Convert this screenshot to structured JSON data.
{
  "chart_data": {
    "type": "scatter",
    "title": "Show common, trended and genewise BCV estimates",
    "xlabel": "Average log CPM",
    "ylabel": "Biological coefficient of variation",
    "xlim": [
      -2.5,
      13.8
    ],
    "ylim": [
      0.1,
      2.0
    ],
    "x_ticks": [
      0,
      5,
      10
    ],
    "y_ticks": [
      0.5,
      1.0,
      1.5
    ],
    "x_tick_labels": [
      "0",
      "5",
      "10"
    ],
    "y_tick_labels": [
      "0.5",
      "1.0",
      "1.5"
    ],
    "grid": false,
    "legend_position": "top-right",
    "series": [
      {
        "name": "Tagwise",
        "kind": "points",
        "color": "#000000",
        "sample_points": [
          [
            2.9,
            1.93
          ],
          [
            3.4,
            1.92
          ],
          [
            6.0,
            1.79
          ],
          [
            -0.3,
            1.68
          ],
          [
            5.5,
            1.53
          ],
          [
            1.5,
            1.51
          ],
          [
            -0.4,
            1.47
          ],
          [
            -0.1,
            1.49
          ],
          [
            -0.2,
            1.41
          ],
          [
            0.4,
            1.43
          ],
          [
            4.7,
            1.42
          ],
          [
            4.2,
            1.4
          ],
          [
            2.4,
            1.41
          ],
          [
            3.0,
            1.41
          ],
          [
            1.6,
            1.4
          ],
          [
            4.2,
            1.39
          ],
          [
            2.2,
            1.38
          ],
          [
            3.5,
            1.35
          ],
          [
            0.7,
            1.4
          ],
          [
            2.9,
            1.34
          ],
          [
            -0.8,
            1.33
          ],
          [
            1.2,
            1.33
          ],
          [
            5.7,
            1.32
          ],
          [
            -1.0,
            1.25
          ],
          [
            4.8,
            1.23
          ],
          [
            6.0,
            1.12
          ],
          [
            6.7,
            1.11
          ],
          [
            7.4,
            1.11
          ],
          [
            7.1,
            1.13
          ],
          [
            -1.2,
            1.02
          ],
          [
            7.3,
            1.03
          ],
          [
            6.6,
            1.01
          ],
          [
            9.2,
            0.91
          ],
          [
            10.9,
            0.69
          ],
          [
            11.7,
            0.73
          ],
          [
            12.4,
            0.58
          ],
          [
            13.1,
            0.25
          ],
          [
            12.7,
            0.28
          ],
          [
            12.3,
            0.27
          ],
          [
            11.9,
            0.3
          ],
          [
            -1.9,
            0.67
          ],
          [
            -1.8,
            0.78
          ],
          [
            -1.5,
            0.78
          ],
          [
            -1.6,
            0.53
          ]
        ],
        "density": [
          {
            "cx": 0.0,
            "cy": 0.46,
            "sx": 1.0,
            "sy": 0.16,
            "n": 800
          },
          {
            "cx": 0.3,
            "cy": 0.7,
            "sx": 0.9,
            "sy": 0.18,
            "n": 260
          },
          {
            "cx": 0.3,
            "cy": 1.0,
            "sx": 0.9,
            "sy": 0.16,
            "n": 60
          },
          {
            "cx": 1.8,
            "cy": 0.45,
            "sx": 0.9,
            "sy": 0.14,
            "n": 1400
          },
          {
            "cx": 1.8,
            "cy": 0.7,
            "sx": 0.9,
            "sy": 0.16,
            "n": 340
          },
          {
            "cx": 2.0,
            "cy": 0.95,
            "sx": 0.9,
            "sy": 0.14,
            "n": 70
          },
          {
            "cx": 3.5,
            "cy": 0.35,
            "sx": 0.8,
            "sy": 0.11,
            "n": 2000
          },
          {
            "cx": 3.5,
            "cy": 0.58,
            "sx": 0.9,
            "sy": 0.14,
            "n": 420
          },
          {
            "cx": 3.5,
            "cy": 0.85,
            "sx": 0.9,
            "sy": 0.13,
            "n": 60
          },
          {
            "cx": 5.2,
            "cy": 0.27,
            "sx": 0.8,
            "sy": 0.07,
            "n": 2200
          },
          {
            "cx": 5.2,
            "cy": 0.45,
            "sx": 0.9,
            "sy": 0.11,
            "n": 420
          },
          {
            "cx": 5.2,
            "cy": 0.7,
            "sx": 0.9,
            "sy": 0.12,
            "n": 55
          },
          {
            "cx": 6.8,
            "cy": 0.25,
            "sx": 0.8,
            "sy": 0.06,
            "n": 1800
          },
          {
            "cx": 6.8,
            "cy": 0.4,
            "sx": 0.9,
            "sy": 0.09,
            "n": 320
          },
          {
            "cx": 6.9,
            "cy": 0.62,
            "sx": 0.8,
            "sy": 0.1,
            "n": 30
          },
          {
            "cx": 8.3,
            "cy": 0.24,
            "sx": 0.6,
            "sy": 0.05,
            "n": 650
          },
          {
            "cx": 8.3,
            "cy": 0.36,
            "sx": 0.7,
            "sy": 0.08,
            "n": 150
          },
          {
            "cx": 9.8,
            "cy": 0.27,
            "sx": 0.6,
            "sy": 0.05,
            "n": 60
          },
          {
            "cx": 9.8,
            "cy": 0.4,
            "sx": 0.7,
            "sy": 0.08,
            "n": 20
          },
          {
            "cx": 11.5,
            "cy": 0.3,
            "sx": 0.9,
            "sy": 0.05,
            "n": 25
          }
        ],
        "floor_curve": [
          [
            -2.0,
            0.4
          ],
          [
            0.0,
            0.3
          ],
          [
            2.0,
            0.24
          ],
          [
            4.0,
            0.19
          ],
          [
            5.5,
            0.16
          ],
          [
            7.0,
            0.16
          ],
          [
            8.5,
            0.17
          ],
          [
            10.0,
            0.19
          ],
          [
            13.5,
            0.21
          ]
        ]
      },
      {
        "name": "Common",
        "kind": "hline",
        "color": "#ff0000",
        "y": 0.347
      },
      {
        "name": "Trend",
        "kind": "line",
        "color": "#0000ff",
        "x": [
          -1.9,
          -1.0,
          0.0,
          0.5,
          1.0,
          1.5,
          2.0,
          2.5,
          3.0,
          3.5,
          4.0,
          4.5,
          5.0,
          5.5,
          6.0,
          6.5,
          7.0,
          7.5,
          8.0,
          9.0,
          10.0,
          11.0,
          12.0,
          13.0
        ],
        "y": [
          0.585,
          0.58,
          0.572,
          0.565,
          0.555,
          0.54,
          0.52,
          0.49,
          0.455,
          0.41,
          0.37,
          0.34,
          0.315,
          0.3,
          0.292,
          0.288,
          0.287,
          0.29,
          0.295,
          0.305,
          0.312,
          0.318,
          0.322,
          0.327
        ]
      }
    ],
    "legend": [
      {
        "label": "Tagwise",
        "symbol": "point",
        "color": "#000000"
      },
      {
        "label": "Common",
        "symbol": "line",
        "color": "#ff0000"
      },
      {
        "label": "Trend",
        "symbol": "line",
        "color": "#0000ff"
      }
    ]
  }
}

### Stated goal
Please return the data above exactly as given.

### The reply
Convert this screenshot to structured JSON data.
{
  "chart_data": {
    "type": "scatter",
    "title": "Show common, trended and genewise BCV estimates",
    "xlabel": "Average log CPM",
    "ylabel": "Biological coefficient of variation",
    "xlim": [
      -2.5,
      13.8
    ],
    "ylim": [
      0.1,
      2.0
    ],
    "x_ticks": [
      0,
      5,
      10
    ],
    "y_ticks": [
      0.5,
      1.0,
      1.5
    ],
    "x_tick_labels": [
      "0",
      "5",
      "10"
    ],
    "y_tick_labels": [
      "0.5",
      "1.0",
      "1.5"
    ],
    "grid": false,
    "legend_position": "top-right",
    "series": [
      {
        "name": "Tagwise",
        "kind": "points",
        "color": "#000000",
        "sample_points": [
          [
            2.9,
            1.93
          ],
          [
            3.4,
            1.92
          ],
          [
            6.0,
            1.79
          ],
          [
            -0.3,
            1.68
          ],
          [
            5.5,
            1.53
          ],
          [
            1.5,
            1.51
          ],
          [
            -0.4,
            1.47
          ],
          [
            -0.1,
            1.49
          ],
          [
            -0.2,
            1.41
          ],
          [
            0.4,
            1.43
          ],
          [
            4.7,
            1.42
          ],
          [
            4.2,
            1.4
          ],
          [
            2.4,
            1.41
          ],
          [
            3.0,
            1.41
          ],
          [
            1.6,
            1.4
          ],
          [
            4.2,
            1.39
          ],
          [
            2.2,
            1.38
          ],
          [
            3.5,
            1.35
          ],
          [
            0.7,
            1.4
          ],
          [
            2.9,
            1.34
          ],
          [
            -0.8,
            1.33
          ],
          [
            1.2,
            1.33
          ],
          [
            5.7,
            1.32
          ],
          [
            -1.0,
            1.25
          ],
          [
            4.8,
            1.23
          ],
          [
            6.0,
            1.12
          ],
          [
            6.7,
            1.11
          ],
          [
            7.4,
            1.11
          ],
          [
            7.1,
            1.13
          ],
          [
            -1.2,
            1.02
          ],
          [
            7.3,
            1.03
          ],
          [
            6.6,
            1.01
          ],
          [
            9.2,
            0.91
          ],
          [
            10.9,
            0.69
          ],
          [
            11.7,
            0.73
          ],
          [
            12.4,
            0.58
          ],
          [
            13.1,
            0.25
          ],
          [
            12.7,
            0.28
          ],
          [
            12.3,
            0.27
          ],
          [
            11.9,
            0.3
          ],
          [
            -1.9,
            0.67
          ],
          [
            -1.8,
            0.78
          ],
          [
            -1.5,
            0.78
          ],
          [
            -1.6,
            0.53
          ]
        ],
        "density": [
          {
            "cx": 0.0,
            "cy": 0.46,
            "sx": 1.0,
            "sy": 0.16,
            "n": 800
          },
          {
            "cx": 0.3,
            "cy": 0.7,
            "sx": 0.9,
            "sy": 0.18,
            "n": 260
          },
          {
            "cx": 0.3,
            "cy": 1.0,
            "sx": 0.9,
            "sy": 0.16,
            "n": 60
          },
          {
            "cx": 1.8,
            "cy": 0.45,
            "sx": 0.9,
            "sy": 0.14,
            "n": 1400
          },
          {
            "cx": 1.8,
            "cy": 0.7,
            "sx": 0.9,
            "sy": 0.16,
            "n": 340
          },
          {
            "cx": 2.0,
            "cy": 0.95,
            "sx": 0.9,
            "sy": 0.14,
            "n": 70
          },
          {
            "cx": 3.5,
            "cy": 0.35,
            "sx": 0.8,
            "sy": 0.11,
            "n": 2000
          },
          {
            "cx": 3.5,
            "cy": 0.58,
            "sx": 0.9,
            "sy": 0.14,
            "n": 420
          },
          {
            "cx": 3.5,
            "cy": 0.85,
            "sx": 0.9,
            "sy": 0.13,
            "n": 60
          },
          {
            "cx": 5.2,
            "cy": 0.27,
            "sx": 0.8,
            "sy": 0.07,
            "n": 2200
          },
          {
            "cx": 5.2,
            "cy": 0.45,
            "sx": 0.9,
            "sy": 0.11,
            "n": 420
          },
          {
            "cx": 5.2,
            "cy": 0.7,
            "sx": 0.9,
            "sy": 0.12,
            "n": 55
          },
          {
            "cx": 6.8,
            "cy": 0.25,
            "sx": 0.8,
            "sy": 0.06,
            "n": 1800
          },
          {
            "cx": 6.8,
            "cy": 0.4,
            "sx": 0.9,
            "sy": 0.09,
            "n": 320
          },
          {
            "cx": 6.9,
            "cy": 0.62,
            "sx": 0.8,
            "sy": 0.1,
            "n": 30
          },
          {
            "cx": 8.3,
            "cy": 0.24,
            "sx": 0.6,
            "sy": 0.05,
            "n": 650
          },
          {
            "cx": 8.3,
            "cy": 0.36,
            "sx": 0.7,
            "sy": 0.08,
            "n": 150
          },
          {
            "cx": 9.8,
            "cy": 0.27,
            "sx": 0.6,
            "sy": 0.05,
            "n": 60
          },
          {
            "cx": 9.8,
            "cy": 0.4,
            "sx": 0.7,
            "sy": 0.08,
            "n": 20
          },
          {
            "cx": 11.5,
            "cy": 0.3,
            "sx": 0.9,
            "sy": 0.05,
            "n": 25
          }
        ],
        "floor_curve": [
          [
            -2.0,
            0.4
          ],
          [
            0.0,
            0.3
          ],
          [
            2.0,
            0.24
          ],
          [
            4.0,
            0.19
          ],
          [
            5.5,
            0.16
          ],
          [
            7.0,
            0.16
          ],
          [
            8.5,
            0.17
          ],
          [
            10.0,
            0.19
          ],
          [
            13.5,
            0.21
          ]
        ]
      },
      {
        "name": "Common",
        "kind": "hline",
        "color": "#ff0000",
        "y": 0.347
      },
      {
        "name": "Trend",
        "kind": "line",
        "color": "#0000ff",
        "x": [
          -1.9,
          -1.0,
          0.0,
          0.5,
          1.0,
          1.5,
          2.0,
          2.5,
          3.0,
          3.5,
          4.0,
          4.5,
          5.0,
          5.5,
          6.0,
          6.5,
          7.0,
          7.5,
          8.0,
          9.0,
          10.0,
          11.0,
          12.0,
          13.0
        ],
        "y": [
          0.585,
          0.58,
          0.572,
          0.565,
          0.555,
          0.54,
          0.52,
          0.49,
          0.455,
          0.41,
          0.37,
          0.34,
          0.315,
          0.3,
          0.292,
          0.288,
          0.287,
          0.29,
          0.295,
          0.305,
          0.312,
          0.318,
          0.322,
          0.327
        ]
      }
    ],
    "legend": [
      {
        "label": "Tagwise",
        "symbol": "point",
        "color": "#000000"
      },
      {
        "label": "Common",
        "symbol": "line",
        "color": "#ff0000"
      },
      {
        "label": "Trend",
        "symbol": "line",
        "color": "#0000ff"
      }
    ]
  }
}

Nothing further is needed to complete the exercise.